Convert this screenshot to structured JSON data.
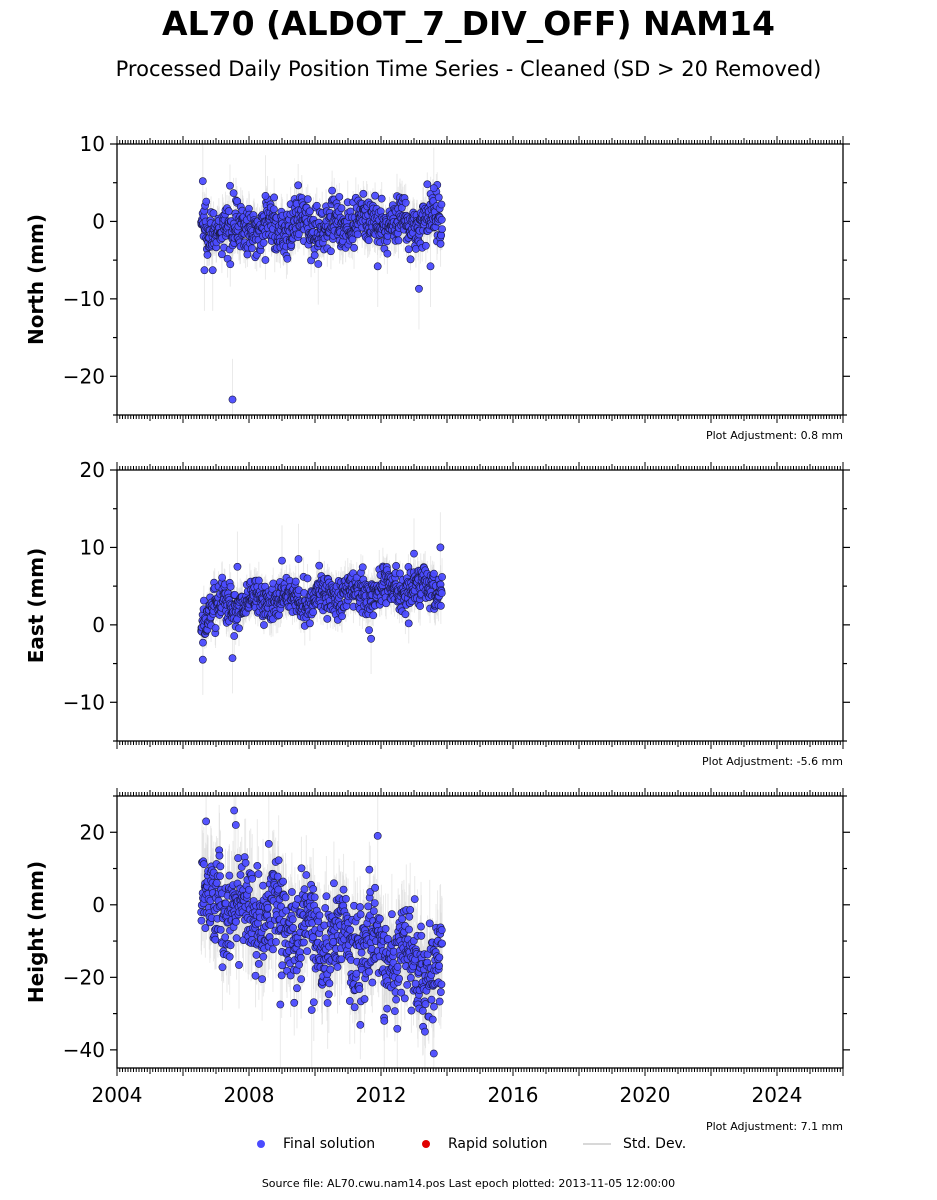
{
  "title": "AL70 (ALDOT_7_DIV_OFF) NAM14",
  "subtitle": "Processed Daily Position Time Series - Cleaned (SD > 20 Removed)",
  "legend": {
    "final": "Final solution",
    "rapid": "Rapid solution",
    "std": "Std. Dev."
  },
  "source": "Source file: AL70.cwu.nam14.pos  Last epoch plotted: 2013-11-05 12:00:00",
  "colors": {
    "final": "#4b4bff",
    "rapid": "#e00000",
    "std": "#d8d8d8"
  },
  "chart_data": [
    {
      "type": "scatter",
      "name": "north",
      "ylabel": "North (mm)",
      "xlim": [
        2004,
        2026
      ],
      "ylim": [
        -25,
        10
      ],
      "yticks": [
        -20,
        -10,
        0,
        10
      ],
      "xticks": [
        2004,
        2008,
        2012,
        2016,
        2020,
        2024
      ],
      "adjustment": "Plot Adjustment: 0.8 mm",
      "data_span": [
        2006.55,
        2013.85
      ],
      "trend": [
        [
          2006.55,
          -1.0
        ],
        [
          2013.85,
          0.0
        ]
      ],
      "typical_scatter": 1.5,
      "outliers": [
        [
          2006.6,
          5.2
        ],
        [
          2006.65,
          -6.3
        ],
        [
          2006.9,
          -6.3
        ],
        [
          2007.5,
          -23.0
        ],
        [
          2008.5,
          3.3
        ],
        [
          2010.1,
          -5.5
        ],
        [
          2011.9,
          -5.8
        ],
        [
          2013.15,
          -8.7
        ],
        [
          2013.6,
          4.3
        ],
        [
          2013.5,
          -5.8
        ]
      ]
    },
    {
      "type": "scatter",
      "name": "east",
      "ylabel": "East (mm)",
      "xlim": [
        2004,
        2026
      ],
      "ylim": [
        -15,
        20
      ],
      "yticks": [
        -10,
        0,
        10,
        20
      ],
      "xticks": [
        2004,
        2008,
        2012,
        2016,
        2020,
        2024
      ],
      "adjustment": "Plot Adjustment: -5.6 mm",
      "data_span": [
        2006.55,
        2013.85
      ],
      "trend": [
        [
          2006.55,
          0.0
        ],
        [
          2006.9,
          2.5
        ],
        [
          2013.85,
          5.0
        ]
      ],
      "typical_scatter": 1.3,
      "outliers": [
        [
          2006.6,
          -4.5
        ],
        [
          2007.5,
          -4.3
        ],
        [
          2007.65,
          7.5
        ],
        [
          2009.0,
          8.3
        ],
        [
          2009.5,
          8.5
        ],
        [
          2011.7,
          -1.8
        ],
        [
          2013.0,
          9.2
        ],
        [
          2013.8,
          10.0
        ]
      ]
    },
    {
      "type": "scatter",
      "name": "height",
      "ylabel": "Height (mm)",
      "xlim": [
        2004,
        2026
      ],
      "ylim": [
        -45,
        30
      ],
      "yticks": [
        -40,
        -20,
        0,
        20
      ],
      "xticks": [
        2004,
        2008,
        2012,
        2016,
        2020,
        2024
      ],
      "xticklabels": [
        "2004",
        "2008",
        "2012",
        "2016",
        "2020",
        "2024"
      ],
      "adjustment": "Plot Adjustment: 7.1 mm",
      "data_span": [
        2006.55,
        2013.85
      ],
      "trend": [
        [
          2006.55,
          2.0
        ],
        [
          2013.85,
          -18.0
        ]
      ],
      "typical_scatter": 6.5,
      "outliers": [
        [
          2006.7,
          23.0
        ],
        [
          2007.55,
          26.0
        ],
        [
          2007.6,
          22.0
        ],
        [
          2008.6,
          16.8
        ],
        [
          2011.9,
          19.0
        ],
        [
          2012.1,
          -32.0
        ],
        [
          2013.6,
          -41.0
        ],
        [
          2008.95,
          -27.5
        ],
        [
          2009.9,
          -29.0
        ]
      ]
    }
  ]
}
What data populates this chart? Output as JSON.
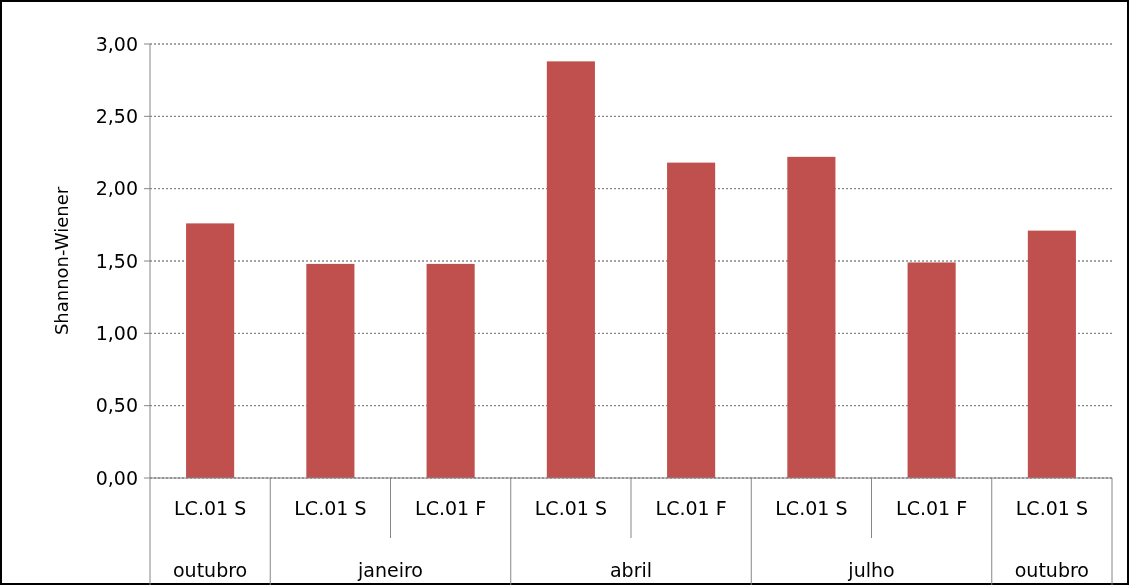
{
  "chart_data": {
    "type": "bar",
    "ylabel": "Shannon-Wiener",
    "categories": [
      "LC.01 S",
      "LC.01 S",
      "LC.01 F",
      "LC.01 S",
      "LC.01 F",
      "LC.01 S",
      "LC.01 F",
      "LC.01 S"
    ],
    "values": [
      1.76,
      1.48,
      1.48,
      2.88,
      2.18,
      2.22,
      1.49,
      1.71
    ],
    "color": "#c0504d",
    "ylim": [
      0,
      3
    ],
    "yticks": [
      {
        "value": 0,
        "label": "0,00"
      },
      {
        "value": 0.5,
        "label": "0,50"
      },
      {
        "value": 1,
        "label": "1,00"
      },
      {
        "value": 1.5,
        "label": "1,50"
      },
      {
        "value": 2,
        "label": "2,00"
      },
      {
        "value": 2.5,
        "label": "2,50"
      },
      {
        "value": 3,
        "label": "3,00"
      }
    ],
    "grid": "y",
    "annotations": [
      "outubro",
      "janeiro",
      "abril",
      "julho",
      "outubro"
    ]
  }
}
------------------------------------------------------------
Exercise instructions:
For each line above that contains the word "solution", copy that line.

The reply:
    "final": "Final solution",
    "rapid": "Rapid solution",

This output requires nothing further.